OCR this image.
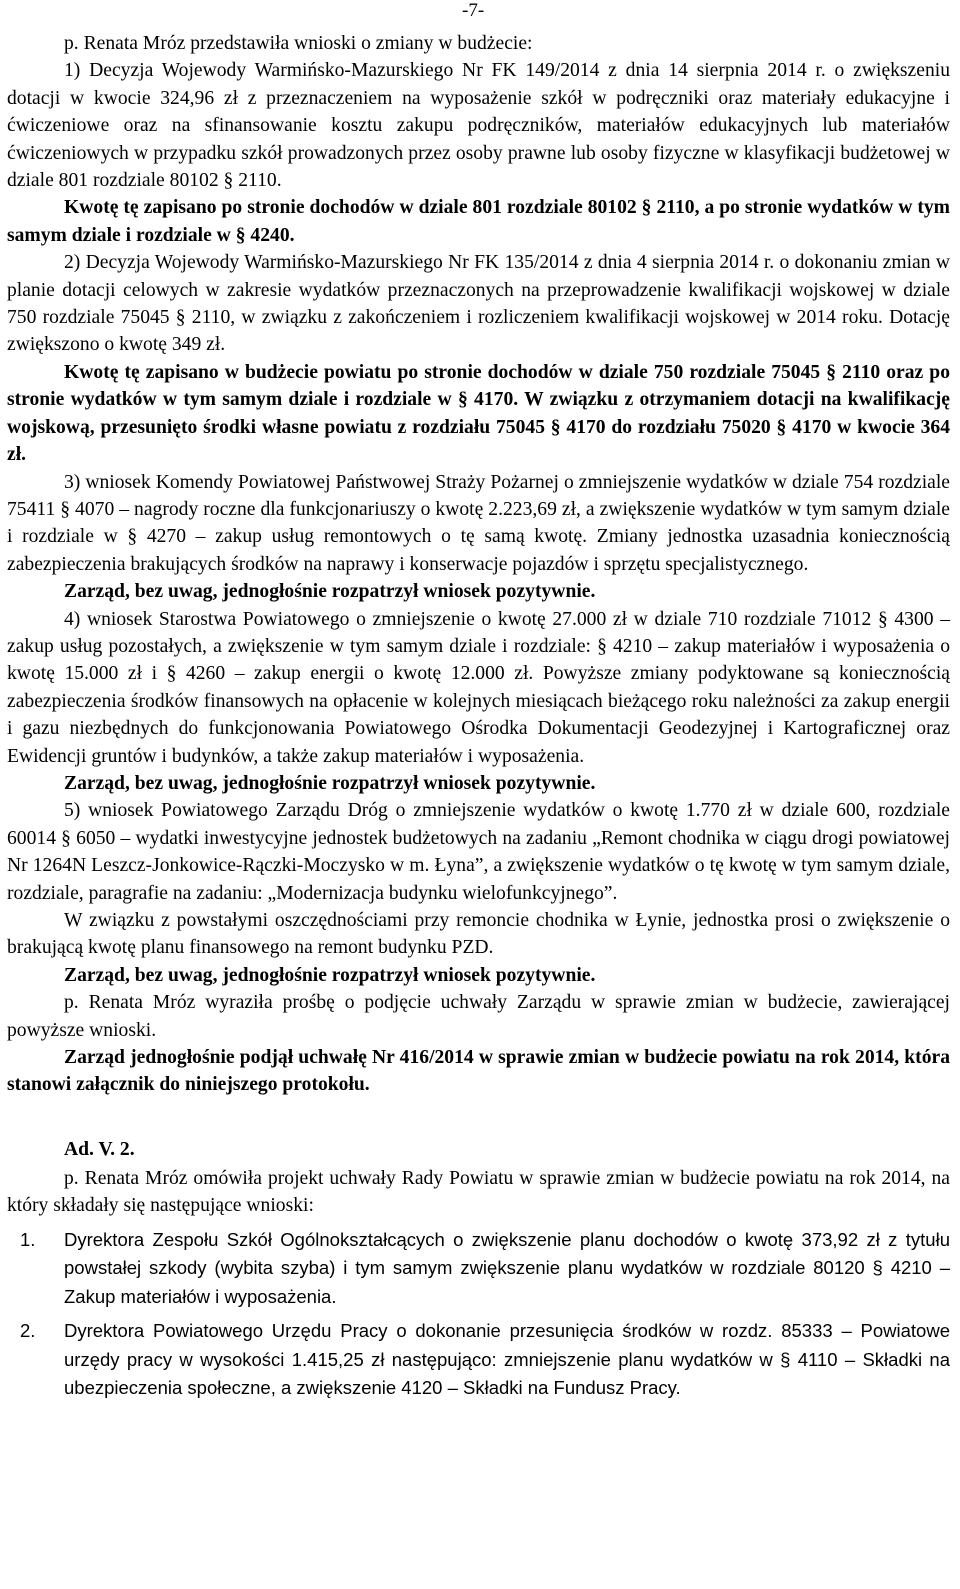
-7-

p. Renata Mróz przedstawiła wnioski o zmiany w budżecie:

1) Decyzja Wojewody Warmińsko-Mazurskiego Nr FK 149/2014 z dnia 14 sierpnia 2014 r. o zwiększeniu dotacji w kwocie 324,96 zł z przeznaczeniem na wyposażenie szkół w podręczniki oraz materiały edukacyjne i ćwiczeniowe oraz na sfinansowanie kosztu zakupu podręczników, materiałów edukacyjnych lub materiałów ćwiczeniowych w przypadku szkół prowadzonych przez osoby prawne lub osoby fizyczne w klasyfikacji budżetowej w dziale 801 rozdziale 80102 § 2110.

Kwotę tę zapisano po stronie dochodów w dziale 801 rozdziale 80102 § 2110, a po stronie wydatków w tym samym dziale i rozdziale w § 4240.

2) Decyzja Wojewody Warmińsko-Mazurskiego Nr FK 135/2014 z dnia 4 sierpnia 2014 r. o dokonaniu zmian w planie dotacji celowych w zakresie wydatków przeznaczonych na przeprowadzenie kwalifikacji wojskowej w dziale 750 rozdziale 75045 § 2110, w związku z zakończeniem i rozliczeniem kwalifikacji wojskowej w 2014 roku. Dotację zwiększono o kwotę 349 zł.

Kwotę tę zapisano w budżecie powiatu po stronie dochodów w dziale 750 rozdziale 75045 § 2110 oraz po stronie wydatków w tym samym dziale i rozdziale w § 4170. W związku z otrzymaniem dotacji na kwalifikację wojskową, przesunięto środki własne powiatu z rozdziału 75045 § 4170 do rozdziału 75020 § 4170 w kwocie 364 zł.

3) wniosek Komendy Powiatowej Państwowej Straży Pożarnej o zmniejszenie wydatków w dziale 754 rozdziale 75411 § 4070 – nagrody roczne dla funkcjonariuszy o kwotę 2.223,69 zł, a zwiększenie wydatków w tym samym dziale i rozdziale w § 4270 – zakup usług remontowych o tę samą kwotę. Zmiany jednostka uzasadnia koniecznością zabezpieczenia brakujących środków na naprawy i konserwacje pojazdów i sprzętu specjalistycznego.

Zarząd, bez uwag, jednogłośnie rozpatrzył wniosek pozytywnie.

4) wniosek Starostwa Powiatowego o zmniejszenie o kwotę 27.000 zł w dziale 710 rozdziale 71012 § 4300 – zakup usług pozostałych, a zwiększenie w tym samym dziale i rozdziale: § 4210 – zakup materiałów i wyposażenia o kwotę 15.000 zł i § 4260 – zakup energii o kwotę 12.000 zł. Powyższe zmiany podyktowane są koniecznością zabezpieczenia środków finansowych na opłacenie w kolejnych miesiącach bieżącego roku należności za zakup energii i gazu niezbędnych do funkcjonowania Powiatowego Ośrodka Dokumentacji Geodezyjnej i Kartograficznej oraz Ewidencji gruntów i budynków, a także zakup materiałów i wyposażenia.

Zarząd, bez uwag, jednogłośnie rozpatrzył wniosek pozytywnie.

5) wniosek Powiatowego Zarządu Dróg o zmniejszenie wydatków o kwotę 1.770 zł w dziale 600, rozdziale 60014 § 6050 – wydatki inwestycyjne jednostek budżetowych na zadaniu „Remont chodnika w ciągu drogi powiatowej Nr 1264N Leszcz-Jonkowice-Rączki-Moczysko w m. Łyna”, a zwiększenie wydatków o tę kwotę w tym samym dziale, rozdziale, paragrafie na zadaniu: „Modernizacja budynku wielofunkcyjnego”.

W związku z powstałymi oszczędnościami przy remoncie chodnika w Łynie, jednostka prosi o zwiększenie o brakującą kwotę planu finansowego na remont budynku PZD.

Zarząd, bez uwag, jednogłośnie rozpatrzył wniosek pozytywnie.

p. Renata Mróz wyraziła prośbę o podjęcie uchwały Zarządu w sprawie zmian w budżecie, zawierającej powyższe wnioski.

Zarząd jednogłośnie podjął uchwałę Nr 416/2014 w sprawie zmian w budżecie powiatu na rok 2014, która stanowi załącznik do niniejszego protokołu.

Ad. V. 2.

p. Renata Mróz omówiła projekt uchwały Rady Powiatu w sprawie zmian w budżecie powiatu na rok 2014, na który składały się następujące wnioski:

1.	Dyrektora Zespołu Szkół Ogólnokształcących o zwiększenie planu dochodów o kwotę 373,92 zł z tytułu powstałej szkody (wybita szyba) i tym samym zwiększenie planu wydatków w rozdziale 80120 § 4210 – Zakup materiałów i wyposażenia.
2.	Dyrektora Powiatowego Urzędu Pracy o dokonanie przesunięcia środków w rozdz. 85333 – Powiatowe urzędy pracy w wysokości 1.415,25 zł następująco: zmniejszenie planu wydatków w § 4110 – Składki na ubezpieczenia społeczne, a zwiększenie 4120 – Składki na Fundusz Pracy.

----------------

Word for word, quote the lines above. Omit the pictures.

OCR this image.
-7-

p. Renata Mróz przedstawiła wnioski o zmiany w budżecie:

1) Decyzja Wojewody Warmińsko-Mazurskiego Nr FK 149/2014 z dnia 14 sierpnia 2014 r. o zwiększeniu dotacji w kwocie 324,96 zł z przeznaczeniem na wyposażenie szkół w podręczniki oraz materiały edukacyjne i ćwiczeniowe oraz na sfinansowanie kosztu zakupu podręczników, materiałów edukacyjnych lub materiałów ćwiczeniowych w przypadku szkół prowadzonych przez osoby prawne lub osoby fizyczne w klasyfikacji budżetowej w dziale 801 rozdziale 80102 § 2110.

Kwotę tę zapisano po stronie dochodów w dziale 801 rozdziale 80102 § 2110, a po stronie wydatków w tym samym dziale i rozdziale w § 4240.

2) Decyzja Wojewody Warmińsko-Mazurskiego Nr FK 135/2014 z dnia 4 sierpnia 2014 r. o dokonaniu zmian w planie dotacji celowych w zakresie wydatków przeznaczonych na przeprowadzenie kwalifikacji wojskowej w dziale 750 rozdziale 75045 § 2110, w związku z zakończeniem i rozliczeniem kwalifikacji wojskowej w 2014 roku. Dotację zwiększono o kwotę 349 zł.

Kwotę tę zapisano w budżecie powiatu po stronie dochodów w dziale 750 rozdziale 75045 § 2110 oraz po stronie wydatków w tym samym dziale i rozdziale w § 4170. W związku z otrzymaniem dotacji na kwalifikację wojskową, przesunięto środki własne powiatu z rozdziału 75045 § 4170 do rozdziału 75020 § 4170 w kwocie 364 zł.

3) wniosek Komendy Powiatowej Państwowej Straży Pożarnej o zmniejszenie wydatków w dziale 754 rozdziale 75411 § 4070 – nagrody roczne dla funkcjonariuszy o kwotę 2.223,69 zł, a zwiększenie wydatków w tym samym dziale i rozdziale w § 4270 – zakup usług remontowych o tę samą kwotę. Zmiany jednostka uzasadnia koniecznością zabezpieczenia brakujących środków na naprawy i konserwacje pojazdów i sprzętu specjalistycznego.

Zarząd, bez uwag, jednogłośnie rozpatrzył wniosek pozytywnie.

4) wniosek Starostwa Powiatowego o zmniejszenie o kwotę 27.000 zł w dziale 710 rozdziale 71012 § 4300 – zakup usług pozostałych, a zwiększenie w tym samym dziale i rozdziale: § 4210 – zakup materiałów i wyposażenia o kwotę 15.000 zł i § 4260 – zakup energii o kwotę 12.000 zł. Powyższe zmiany podyktowane są koniecznością zabezpieczenia środków finansowych na opłacenie w kolejnych miesiącach bieżącego roku należności za zakup energii i gazu niezbędnych do funkcjonowania Powiatowego Ośrodka Dokumentacji Geodezyjnej i Kartograficznej oraz Ewidencji gruntów i budynków, a także zakup materiałów i wyposażenia.

Zarząd, bez uwag, jednogłośnie rozpatrzył wniosek pozytywnie.

5) wniosek Powiatowego Zarządu Dróg o zmniejszenie wydatków o kwotę 1.770 zł w dziale 600, rozdziale 60014 § 6050 – wydatki inwestycyjne jednostek budżetowych na zadaniu „Remont chodnika w ciągu drogi powiatowej Nr 1264N Leszcz-Jonkowice-Rączki-Moczysko w m. Łyna”, a zwiększenie wydatków o tę kwotę w tym samym dziale, rozdziale, paragrafie na zadaniu: „Modernizacja budynku wielofunkcyjnego”.

W związku z powstałymi oszczędnościami przy remoncie chodnika w Łynie, jednostka prosi o zwiększenie o brakującą kwotę planu finansowego na remont budynku PZD.

Zarząd, bez uwag, jednogłośnie rozpatrzył wniosek pozytywnie.

p. Renata Mróz wyraziła prośbę o podjęcie uchwały Zarządu w sprawie zmian w budżecie, zawierającej powyższe wnioski.

Zarząd jednogłośnie podjął uchwałę Nr 416/2014 w sprawie zmian w budżecie powiatu na rok 2014, która stanowi załącznik do niniejszego protokołu.

Ad. V. 2.

p. Renata Mróz omówiła projekt uchwały Rady Powiatu w sprawie zmian w budżecie powiatu na rok 2014, na który składały się następujące wnioski:

1.	Dyrektora Zespołu Szkół Ogólnokształcących o zwiększenie planu dochodów o kwotę 373,92 zł z tytułu powstałej szkody (wybita szyba) i tym samym zwiększenie planu wydatków w rozdziale 80120 § 4210 – Zakup materiałów i wyposażenia.
2.	Dyrektora Powiatowego Urzędu Pracy o dokonanie przesunięcia środków w rozdz. 85333 – Powiatowe urzędy pracy w wysokości 1.415,25 zł następująco: zmniejszenie planu wydatków w § 4110 – Składki na ubezpieczenia społeczne, a zwiększenie 4120 – Składki na Fundusz Pracy.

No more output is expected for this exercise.